Using the listing below, please gather every line containing the word "庆祝八一建军节".

### Data lines
------------------------------

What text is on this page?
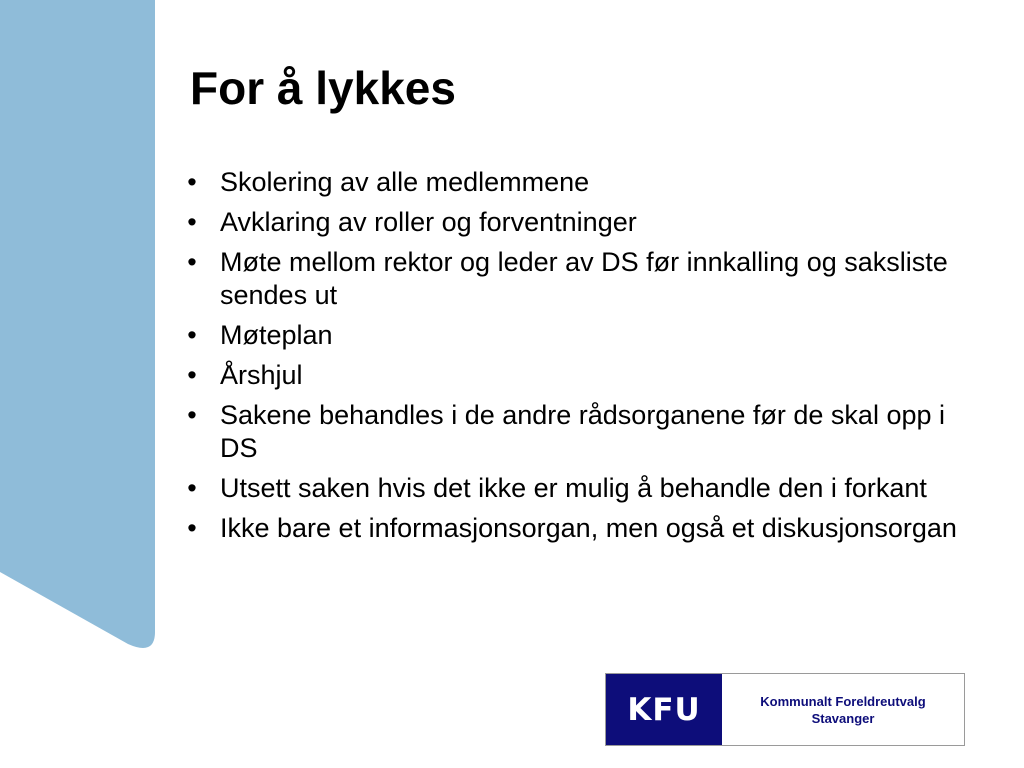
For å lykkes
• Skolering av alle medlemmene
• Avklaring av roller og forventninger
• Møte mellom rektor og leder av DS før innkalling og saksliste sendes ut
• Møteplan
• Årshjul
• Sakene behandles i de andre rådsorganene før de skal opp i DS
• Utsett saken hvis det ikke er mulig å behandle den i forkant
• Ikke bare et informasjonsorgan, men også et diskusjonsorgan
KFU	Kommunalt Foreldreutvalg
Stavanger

------------------------------

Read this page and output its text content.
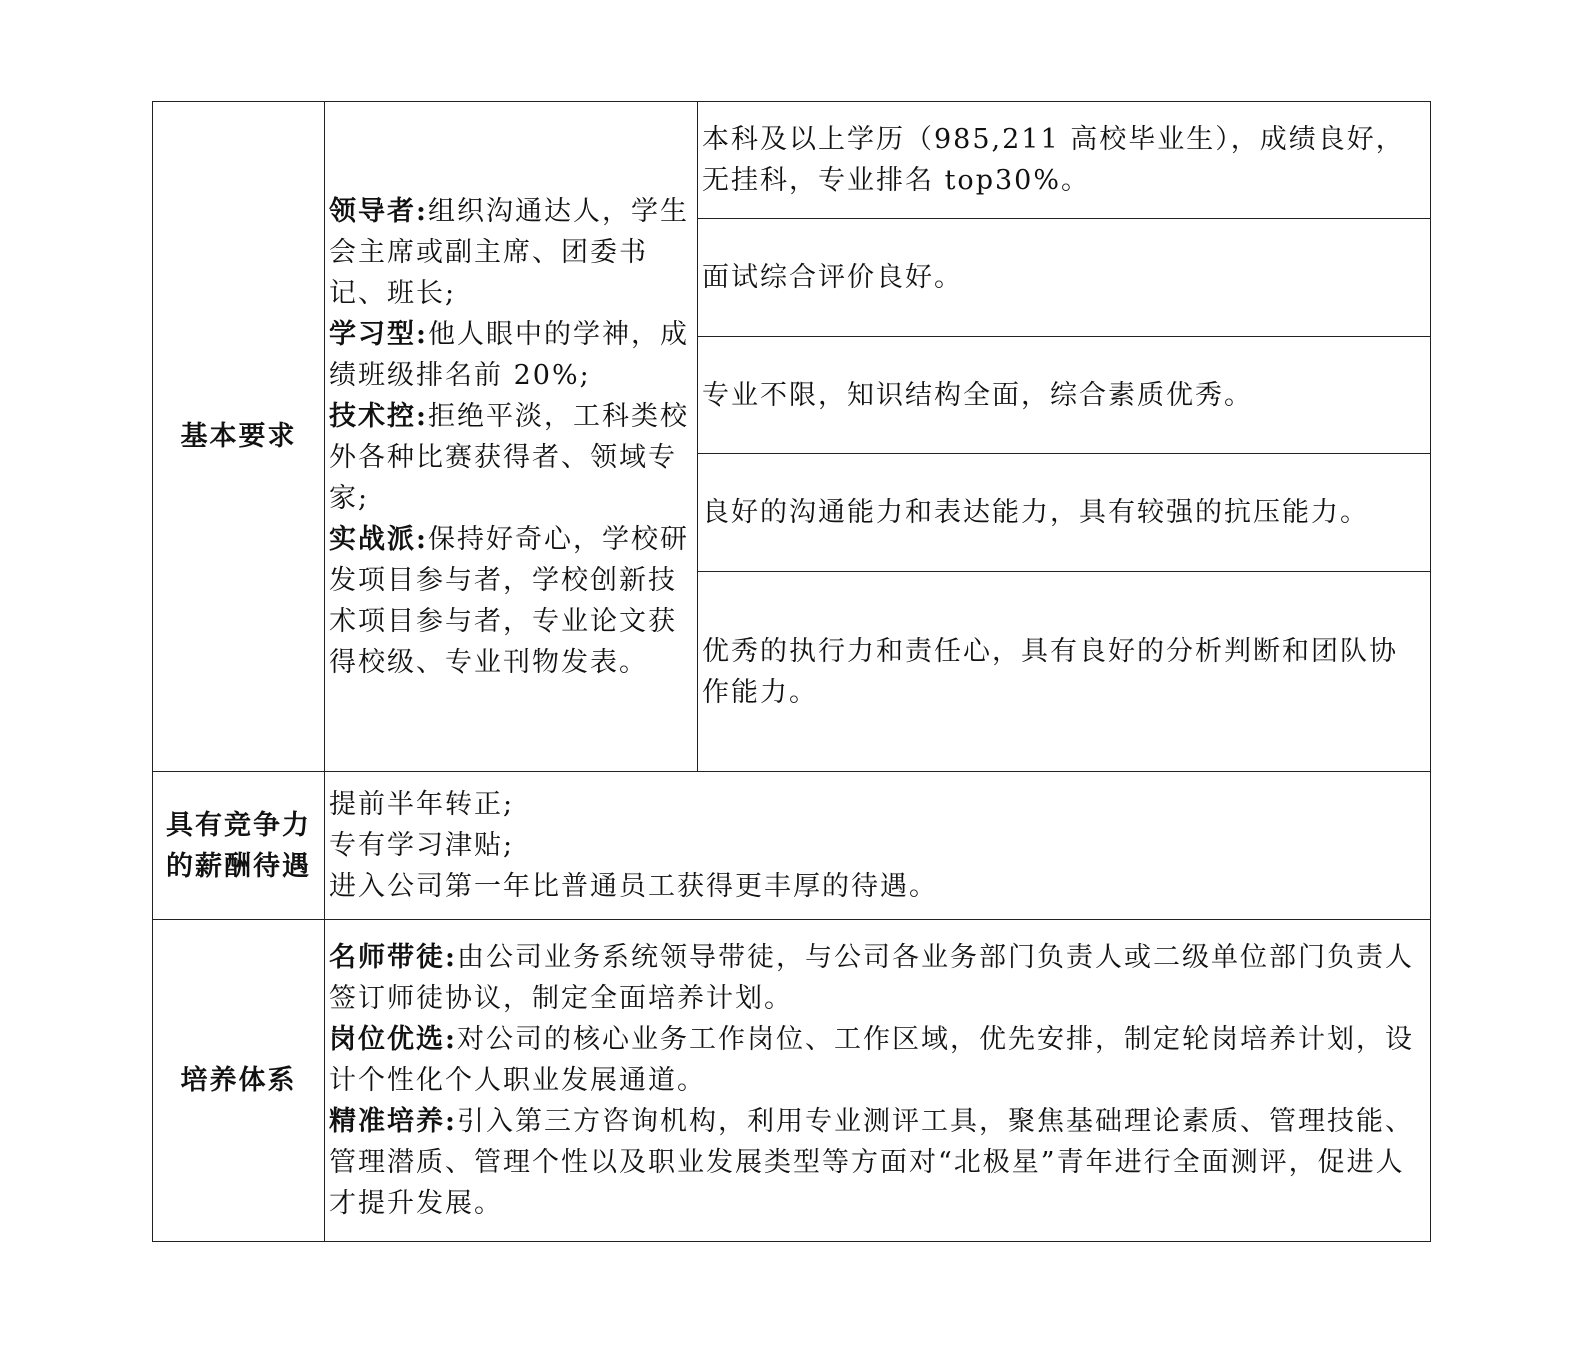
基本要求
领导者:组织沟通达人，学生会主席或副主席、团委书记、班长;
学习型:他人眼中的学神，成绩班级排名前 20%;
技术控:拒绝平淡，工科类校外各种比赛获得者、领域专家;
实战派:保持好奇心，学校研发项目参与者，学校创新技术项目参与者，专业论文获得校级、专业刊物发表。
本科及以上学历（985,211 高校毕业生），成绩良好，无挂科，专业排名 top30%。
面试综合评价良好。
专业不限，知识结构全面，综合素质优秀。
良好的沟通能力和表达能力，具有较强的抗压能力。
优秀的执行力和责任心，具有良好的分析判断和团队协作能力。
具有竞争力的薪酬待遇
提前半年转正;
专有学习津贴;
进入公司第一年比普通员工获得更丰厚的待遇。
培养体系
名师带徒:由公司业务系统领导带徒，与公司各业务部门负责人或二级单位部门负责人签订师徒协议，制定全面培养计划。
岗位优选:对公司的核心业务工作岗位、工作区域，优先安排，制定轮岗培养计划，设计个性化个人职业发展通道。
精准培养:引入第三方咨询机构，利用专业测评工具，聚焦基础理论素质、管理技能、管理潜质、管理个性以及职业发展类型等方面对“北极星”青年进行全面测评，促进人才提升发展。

------------------------------

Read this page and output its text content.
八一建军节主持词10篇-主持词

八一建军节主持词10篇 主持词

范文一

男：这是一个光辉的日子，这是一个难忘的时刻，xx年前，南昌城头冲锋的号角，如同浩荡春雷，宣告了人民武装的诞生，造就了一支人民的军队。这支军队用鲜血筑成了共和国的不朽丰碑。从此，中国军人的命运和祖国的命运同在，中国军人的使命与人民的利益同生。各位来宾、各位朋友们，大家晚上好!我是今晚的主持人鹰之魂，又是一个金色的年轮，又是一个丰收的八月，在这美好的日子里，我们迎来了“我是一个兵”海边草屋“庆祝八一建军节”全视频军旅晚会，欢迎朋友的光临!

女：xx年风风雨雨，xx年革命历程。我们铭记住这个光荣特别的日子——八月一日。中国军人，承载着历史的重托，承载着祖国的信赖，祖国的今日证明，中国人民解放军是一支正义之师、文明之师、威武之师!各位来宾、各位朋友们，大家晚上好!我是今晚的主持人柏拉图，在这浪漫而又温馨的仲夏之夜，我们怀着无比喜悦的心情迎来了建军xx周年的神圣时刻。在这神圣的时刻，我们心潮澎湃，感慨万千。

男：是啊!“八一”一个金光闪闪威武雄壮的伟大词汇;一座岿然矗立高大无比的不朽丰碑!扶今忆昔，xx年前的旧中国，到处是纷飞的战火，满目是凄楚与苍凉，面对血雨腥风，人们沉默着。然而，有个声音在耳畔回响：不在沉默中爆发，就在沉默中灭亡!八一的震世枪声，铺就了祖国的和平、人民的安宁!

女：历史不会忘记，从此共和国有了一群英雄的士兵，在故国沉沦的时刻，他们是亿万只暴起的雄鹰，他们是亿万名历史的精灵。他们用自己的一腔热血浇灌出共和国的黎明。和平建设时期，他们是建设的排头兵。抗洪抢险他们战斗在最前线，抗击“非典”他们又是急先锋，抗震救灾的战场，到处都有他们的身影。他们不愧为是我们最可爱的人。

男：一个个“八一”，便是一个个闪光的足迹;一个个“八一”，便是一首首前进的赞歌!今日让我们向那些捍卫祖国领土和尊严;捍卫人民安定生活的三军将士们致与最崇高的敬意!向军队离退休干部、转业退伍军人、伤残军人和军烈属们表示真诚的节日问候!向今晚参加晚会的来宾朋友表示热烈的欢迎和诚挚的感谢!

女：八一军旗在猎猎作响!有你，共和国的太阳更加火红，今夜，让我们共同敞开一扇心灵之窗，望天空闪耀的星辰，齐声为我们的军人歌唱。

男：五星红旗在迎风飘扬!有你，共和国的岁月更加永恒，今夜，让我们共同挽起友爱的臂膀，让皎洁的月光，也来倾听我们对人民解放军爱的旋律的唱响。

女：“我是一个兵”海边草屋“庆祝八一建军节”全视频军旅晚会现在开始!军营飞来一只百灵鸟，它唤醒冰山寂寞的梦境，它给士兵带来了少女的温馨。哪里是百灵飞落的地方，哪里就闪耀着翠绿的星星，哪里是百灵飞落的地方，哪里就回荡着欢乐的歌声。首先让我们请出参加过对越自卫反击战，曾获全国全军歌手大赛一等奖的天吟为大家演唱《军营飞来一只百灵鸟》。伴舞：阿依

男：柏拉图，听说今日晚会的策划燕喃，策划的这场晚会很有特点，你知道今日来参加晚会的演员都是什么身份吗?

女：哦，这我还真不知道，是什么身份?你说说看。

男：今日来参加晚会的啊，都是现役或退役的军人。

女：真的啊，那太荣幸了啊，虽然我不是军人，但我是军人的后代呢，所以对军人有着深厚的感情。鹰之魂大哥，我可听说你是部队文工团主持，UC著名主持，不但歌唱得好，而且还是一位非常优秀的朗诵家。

------------------------------

### Written answer
男：这是一个光辉的日子，这是一个难忘的时刻，xx年前，南昌城头冲锋的号角，如同浩荡春雷，宣告了人民武装的诞生，造就了一支人民的军队。这支军队用鲜血筑成了共和国的不朽丰碑。从此，中国军人的命运和祖国的命运同在，中国军人的使命与人民的利益同生。各位来宾、各位朋友们，大家晚上好!我是今晚的主持人鹰之魂，又是一个金色的年轮，又是一个丰收的八月，在这美好的日子里，我们迎来了“我是一个兵”海边草屋“庆祝八一建军节”全视频军旅晚会，欢迎朋友的光临!
女：“我是一个兵”海边草屋“庆祝八一建军节”全视频军旅晚会现在开始!军营飞来一只百灵鸟，它唤醒冰山寂寞的梦境，它给士兵带来了少女的温馨。哪里是百灵飞落的地方，哪里就闪耀着翠绿的星星，哪里是百灵飞落的地方，哪里就回荡着欢乐的歌声。首先让我们请出参加过对越自卫反击战，曾获全国全军歌手大赛一等奖的天吟为大家演唱《军营飞来一只百灵鸟》。伴舞：阿依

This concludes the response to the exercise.